**EXCERPTED DATA**:
— begin —
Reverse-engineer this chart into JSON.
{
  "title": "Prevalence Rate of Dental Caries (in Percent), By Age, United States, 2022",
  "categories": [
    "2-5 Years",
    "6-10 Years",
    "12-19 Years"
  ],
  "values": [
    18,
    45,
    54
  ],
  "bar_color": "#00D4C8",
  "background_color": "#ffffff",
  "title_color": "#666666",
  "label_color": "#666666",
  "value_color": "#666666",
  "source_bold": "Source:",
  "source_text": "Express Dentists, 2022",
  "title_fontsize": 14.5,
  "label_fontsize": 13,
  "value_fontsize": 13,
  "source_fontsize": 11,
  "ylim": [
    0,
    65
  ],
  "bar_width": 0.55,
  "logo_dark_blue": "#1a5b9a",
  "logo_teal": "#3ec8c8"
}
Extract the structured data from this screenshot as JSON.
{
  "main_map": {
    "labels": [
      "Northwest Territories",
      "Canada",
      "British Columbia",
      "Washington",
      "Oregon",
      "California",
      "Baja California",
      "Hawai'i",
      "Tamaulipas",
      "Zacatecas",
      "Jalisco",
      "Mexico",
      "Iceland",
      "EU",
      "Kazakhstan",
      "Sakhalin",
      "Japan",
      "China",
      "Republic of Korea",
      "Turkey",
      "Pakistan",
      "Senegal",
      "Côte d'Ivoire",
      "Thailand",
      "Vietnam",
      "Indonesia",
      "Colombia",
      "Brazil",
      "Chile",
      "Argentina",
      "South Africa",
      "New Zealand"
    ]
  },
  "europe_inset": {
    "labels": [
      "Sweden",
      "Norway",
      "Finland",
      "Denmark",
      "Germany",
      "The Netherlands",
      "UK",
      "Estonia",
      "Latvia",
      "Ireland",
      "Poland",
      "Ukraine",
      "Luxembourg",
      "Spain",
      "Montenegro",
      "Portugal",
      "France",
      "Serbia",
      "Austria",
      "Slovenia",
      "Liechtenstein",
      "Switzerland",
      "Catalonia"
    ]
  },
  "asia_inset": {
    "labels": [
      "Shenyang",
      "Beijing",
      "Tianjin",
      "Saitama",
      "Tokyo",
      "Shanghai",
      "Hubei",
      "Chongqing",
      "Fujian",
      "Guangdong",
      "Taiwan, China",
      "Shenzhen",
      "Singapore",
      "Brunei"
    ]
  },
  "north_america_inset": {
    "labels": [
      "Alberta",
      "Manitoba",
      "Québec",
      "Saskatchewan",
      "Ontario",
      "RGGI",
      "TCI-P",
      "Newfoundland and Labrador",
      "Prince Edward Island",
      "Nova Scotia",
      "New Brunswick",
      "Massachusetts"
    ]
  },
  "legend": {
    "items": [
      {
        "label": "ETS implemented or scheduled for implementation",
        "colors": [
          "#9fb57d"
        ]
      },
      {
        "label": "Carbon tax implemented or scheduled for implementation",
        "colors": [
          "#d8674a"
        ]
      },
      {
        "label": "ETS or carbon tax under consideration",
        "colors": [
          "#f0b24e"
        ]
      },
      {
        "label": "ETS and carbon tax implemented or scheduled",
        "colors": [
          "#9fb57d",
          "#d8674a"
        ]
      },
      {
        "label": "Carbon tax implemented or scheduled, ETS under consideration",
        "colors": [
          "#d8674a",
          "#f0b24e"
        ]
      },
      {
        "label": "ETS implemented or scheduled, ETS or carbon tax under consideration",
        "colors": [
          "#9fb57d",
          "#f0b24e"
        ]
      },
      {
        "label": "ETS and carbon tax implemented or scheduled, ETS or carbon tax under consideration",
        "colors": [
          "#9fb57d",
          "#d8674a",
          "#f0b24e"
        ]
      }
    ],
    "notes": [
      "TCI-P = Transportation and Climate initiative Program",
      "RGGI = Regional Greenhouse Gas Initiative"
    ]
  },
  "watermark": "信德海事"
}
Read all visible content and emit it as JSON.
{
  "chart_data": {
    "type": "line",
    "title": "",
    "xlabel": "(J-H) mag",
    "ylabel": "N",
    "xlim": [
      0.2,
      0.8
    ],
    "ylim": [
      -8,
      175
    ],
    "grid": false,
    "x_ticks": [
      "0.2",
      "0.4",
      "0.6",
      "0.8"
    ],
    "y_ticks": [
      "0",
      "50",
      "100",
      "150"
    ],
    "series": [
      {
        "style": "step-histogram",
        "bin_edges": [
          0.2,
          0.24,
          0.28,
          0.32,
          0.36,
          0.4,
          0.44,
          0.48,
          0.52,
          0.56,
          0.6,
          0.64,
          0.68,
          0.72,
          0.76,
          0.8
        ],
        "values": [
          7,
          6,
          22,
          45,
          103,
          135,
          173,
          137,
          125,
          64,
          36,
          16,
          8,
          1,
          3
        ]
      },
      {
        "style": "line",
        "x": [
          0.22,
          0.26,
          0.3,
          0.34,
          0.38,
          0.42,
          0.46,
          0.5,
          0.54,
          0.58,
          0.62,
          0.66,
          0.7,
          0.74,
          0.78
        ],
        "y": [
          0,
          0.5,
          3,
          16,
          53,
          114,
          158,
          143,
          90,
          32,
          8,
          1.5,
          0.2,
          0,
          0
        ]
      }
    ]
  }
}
— end —
**THE REQUEST**:
Exactly reproduce all of the entries.

**FULL SOLUTION**:
Reverse-engineer this chart into JSON.
{
  "title": "Prevalence Rate of Dental Caries (in Percent), By Age, United States, 2022",
  "categories": [
    "2-5 Years",
    "6-10 Years",
    "12-19 Years"
  ],
  "values": [
    18,
    45,
    54
  ],
  "bar_color": "#00D4C8",
  "background_color": "#ffffff",
  "title_color": "#666666",
  "label_color": "#666666",
  "value_color": "#666666",
  "source_bold": "Source:",
  "source_text": "Express Dentists, 2022",
  "title_fontsize": 14.5,
  "label_fontsize": 13,
  "value_fontsize": 13,
  "source_fontsize": 11,
  "ylim": [
    0,
    65
  ],
  "bar_width": 0.55,
  "logo_dark_blue": "#1a5b9a",
  "logo_teal": "#3ec8c8"
}
Extract the structured data from this screenshot as JSON.
{
  "main_map": {
    "labels": [
      "Northwest Territories",
      "Canada",
      "British Columbia",
      "Washington",
      "Oregon",
      "California",
      "Baja California",
      "Hawai'i",
      "Tamaulipas",
      "Zacatecas",
      "Jalisco",
      "Mexico",
      "Iceland",
      "EU",
      "Kazakhstan",
      "Sakhalin",
      "Japan",
      "China",
      "Republic of Korea",
      "Turkey",
      "Pakistan",
      "Senegal",
      "Côte d'Ivoire",
      "Thailand",
      "Vietnam",
      "Indonesia",
      "Colombia",
      "Brazil",
      "Chile",
      "Argentina",
      "South Africa",
      "New Zealand"
    ]
  },
  "europe_inset": {
    "labels": [
      "Sweden",
      "Norway",
      "Finland",
      "Denmark",
      "Germany",
      "The Netherlands",
      "UK",
      "Estonia",
      "Latvia",
      "Ireland",
      "Poland",
      "Ukraine",
      "Luxembourg",
      "Spain",
      "Montenegro",
      "Portugal",
      "France",
      "Serbia",
      "Austria",
      "Slovenia",
      "Liechtenstein",
      "Switzerland",
      "Catalonia"
    ]
  },
  "asia_inset": {
    "labels": [
      "Shenyang",
      "Beijing",
      "Tianjin",
      "Saitama",
      "Tokyo",
      "Shanghai",
      "Hubei",
      "Chongqing",
      "Fujian",
      "Guangdong",
      "Taiwan, China",
      "Shenzhen",
      "Singapore",
      "Brunei"
    ]
  },
  "north_america_inset": {
    "labels": [
      "Alberta",
      "Manitoba",
      "Québec",
      "Saskatchewan",
      "Ontario",
      "RGGI",
      "TCI-P",
      "Newfoundland and Labrador",
      "Prince Edward Island",
      "Nova Scotia",
      "New Brunswick",
      "Massachusetts"
    ]
  },
  "legend": {
    "items": [
      {
        "label": "ETS implemented or scheduled for implementation",
        "colors": [
          "#9fb57d"
        ]
      },
      {
        "label": "Carbon tax implemented or scheduled for implementation",
        "colors": [
          "#d8674a"
        ]
      },
      {
        "label": "ETS or carbon tax under consideration",
        "colors": [
          "#f0b24e"
        ]
      },
      {
        "label": "ETS and carbon tax implemented or scheduled",
        "colors": [
          "#9fb57d",
          "#d8674a"
        ]
      },
      {
        "label": "Carbon tax implemented or scheduled, ETS under consideration",
        "colors": [
          "#d8674a",
          "#f0b24e"
        ]
      },
      {
        "label": "ETS implemented or scheduled, ETS or carbon tax under consideration",
        "colors": [
          "#9fb57d",
          "#f0b24e"
        ]
      },
      {
        "label": "ETS and carbon tax implemented or scheduled, ETS or carbon tax under consideration",
        "colors": [
          "#9fb57d",
          "#d8674a",
          "#f0b24e"
        ]
      }
    ],
    "notes": [
      "TCI-P = Transportation and Climate initiative Program",
      "RGGI = Regional Greenhouse Gas Initiative"
    ]
  },
  "watermark": "信德海事"
}
Read all visible content and emit it as JSON.
{
  "chart_data": {
    "type": "line",
    "title": "",
    "xlabel": "(J-H) mag",
    "ylabel": "N",
    "xlim": [
      0.2,
      0.8
    ],
    "ylim": [
      -8,
      175
    ],
    "grid": false,
    "x_ticks": [
      "0.2",
      "0.4",
      "0.6",
      "0.8"
    ],
    "y_ticks": [
      "0",
      "50",
      "100",
      "150"
    ],
    "series": [
      {
        "style": "step-histogram",
        "bin_edges": [
          0.2,
          0.24,
          0.28,
          0.32,
          0.36,
          0.4,
          0.44,
          0.48,
          0.52,
          0.56,
          0.6,
          0.64,
          0.68,
          0.72,
          0.76,
          0.8
        ],
        "values": [
          7,
          6,
          22,
          45,
          103,
          135,
          173,
          137,
          125,
          64,
          36,
          16,
          8,
          1,
          3
        ]
      },
      {
        "style": "line",
        "x": [
          0.22,
          0.26,
          0.3,
          0.34,
          0.38,
          0.42,
          0.46,
          0.5,
          0.54,
          0.58,
          0.62,
          0.66,
          0.7,
          0.74,
          0.78
        ],
        "y": [
          0,
          0.5,
          3,
          16,
          53,
          114,
          158,
          143,
          90,
          32,
          8,
          1.5,
          0.2,
          0,
          0
        ]
      }
    ]
  }
}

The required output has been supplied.